====== Page ======

Some important mathematical proofs

Introduction : 
A proof is a valid argument that establishes the truth of a mathematical statement. A proof can use the hypothesis of the theorem, if any , axioms assumed to be true, and previously proven theorems. Using these ingredients and rules of inference, the final step of the proof establishes the truth of the statement being proved. But here we will mainly focus on more informal proof.

Methods of proving Theorems : 
To prove a theorem of the form ∀x ( P(x) –> Q(x) ), our goal is to show that P(c) –> Q(c) is true, where c is an arbitrary element of the domain, and then apply a universal generalization.

1. Direct Proof Method –
Let,  ∀x ( P(x) –> Q(x) ), D be the domain. We start choosing an arbitrary member say a ∈ D. Then, for that a ,we can show that,
P(a) –> Q(a) is true .
P(a) is true.
Then, by Modus Ponens, Q(a) is true.  
Then, by rule of universal generalization (u , G), it follows that , ∀x ( P(x) –> Q(x) ) is true.

Examples – 

1. Give a direct proof of the theorem “If n is an odd integer, then n² is odd.”

====== Material supplied ======

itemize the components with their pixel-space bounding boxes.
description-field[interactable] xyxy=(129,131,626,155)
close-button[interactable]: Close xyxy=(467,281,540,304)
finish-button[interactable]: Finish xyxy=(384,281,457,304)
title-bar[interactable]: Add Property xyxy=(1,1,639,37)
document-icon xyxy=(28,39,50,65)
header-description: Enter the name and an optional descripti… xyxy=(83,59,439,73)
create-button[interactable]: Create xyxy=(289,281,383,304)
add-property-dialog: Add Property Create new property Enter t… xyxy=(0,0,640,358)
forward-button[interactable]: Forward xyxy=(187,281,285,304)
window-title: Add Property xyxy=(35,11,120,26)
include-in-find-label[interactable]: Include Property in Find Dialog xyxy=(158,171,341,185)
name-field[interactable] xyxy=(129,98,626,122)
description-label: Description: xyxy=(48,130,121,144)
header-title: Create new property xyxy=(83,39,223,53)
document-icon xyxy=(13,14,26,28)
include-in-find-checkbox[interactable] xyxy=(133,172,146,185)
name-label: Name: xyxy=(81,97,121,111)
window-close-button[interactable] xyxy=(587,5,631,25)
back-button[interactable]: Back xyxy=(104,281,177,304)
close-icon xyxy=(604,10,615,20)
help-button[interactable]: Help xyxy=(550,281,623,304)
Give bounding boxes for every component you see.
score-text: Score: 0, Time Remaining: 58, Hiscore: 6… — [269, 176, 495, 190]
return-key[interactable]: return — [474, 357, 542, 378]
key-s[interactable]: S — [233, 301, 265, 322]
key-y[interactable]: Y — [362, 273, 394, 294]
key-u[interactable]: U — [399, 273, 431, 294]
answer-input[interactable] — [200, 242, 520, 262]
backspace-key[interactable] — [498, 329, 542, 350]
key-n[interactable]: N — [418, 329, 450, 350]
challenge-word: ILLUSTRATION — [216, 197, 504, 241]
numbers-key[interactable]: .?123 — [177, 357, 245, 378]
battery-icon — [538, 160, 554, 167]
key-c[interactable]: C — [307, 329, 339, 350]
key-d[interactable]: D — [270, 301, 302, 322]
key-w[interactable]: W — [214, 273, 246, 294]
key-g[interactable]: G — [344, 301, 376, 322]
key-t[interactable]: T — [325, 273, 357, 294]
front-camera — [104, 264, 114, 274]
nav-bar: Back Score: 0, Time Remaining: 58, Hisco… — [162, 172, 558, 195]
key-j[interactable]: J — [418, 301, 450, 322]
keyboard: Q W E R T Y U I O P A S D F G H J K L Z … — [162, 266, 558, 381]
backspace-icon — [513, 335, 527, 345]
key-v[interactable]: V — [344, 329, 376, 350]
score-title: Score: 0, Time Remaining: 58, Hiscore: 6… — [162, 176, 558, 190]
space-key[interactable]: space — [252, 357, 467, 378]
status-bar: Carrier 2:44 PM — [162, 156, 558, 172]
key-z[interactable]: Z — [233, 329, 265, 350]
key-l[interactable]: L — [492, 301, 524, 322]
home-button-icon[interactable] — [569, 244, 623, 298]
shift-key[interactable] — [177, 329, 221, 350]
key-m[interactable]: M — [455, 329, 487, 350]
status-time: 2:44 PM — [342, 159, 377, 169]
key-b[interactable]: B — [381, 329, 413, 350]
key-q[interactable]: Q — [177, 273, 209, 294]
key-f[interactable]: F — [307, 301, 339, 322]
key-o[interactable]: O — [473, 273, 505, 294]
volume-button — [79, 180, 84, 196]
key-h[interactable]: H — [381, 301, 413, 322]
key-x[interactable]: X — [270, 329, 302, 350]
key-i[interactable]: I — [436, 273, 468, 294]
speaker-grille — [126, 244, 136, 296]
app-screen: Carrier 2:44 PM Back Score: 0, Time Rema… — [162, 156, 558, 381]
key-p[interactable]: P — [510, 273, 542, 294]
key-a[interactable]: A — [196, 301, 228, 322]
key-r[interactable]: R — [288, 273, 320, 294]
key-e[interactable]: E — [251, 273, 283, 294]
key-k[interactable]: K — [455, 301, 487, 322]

======

Challenge A
In the direct proof method described on the proofs page, which rule establishes that Q(a) is true?
Challenge B
Transcribe the proofs page starting with "1. Direct Proof" and going on through "Q(a) is true .".

Written answer A
Modus Ponens

Written answer B
1. Direct Proof Method –
Let,  ∀x ( P(x) –> Q(x) ), D be the domain. We start choosing an arbitrary member say a ∈ D. Then, for that a ,we can show that,
P(a) –> Q(a) is true .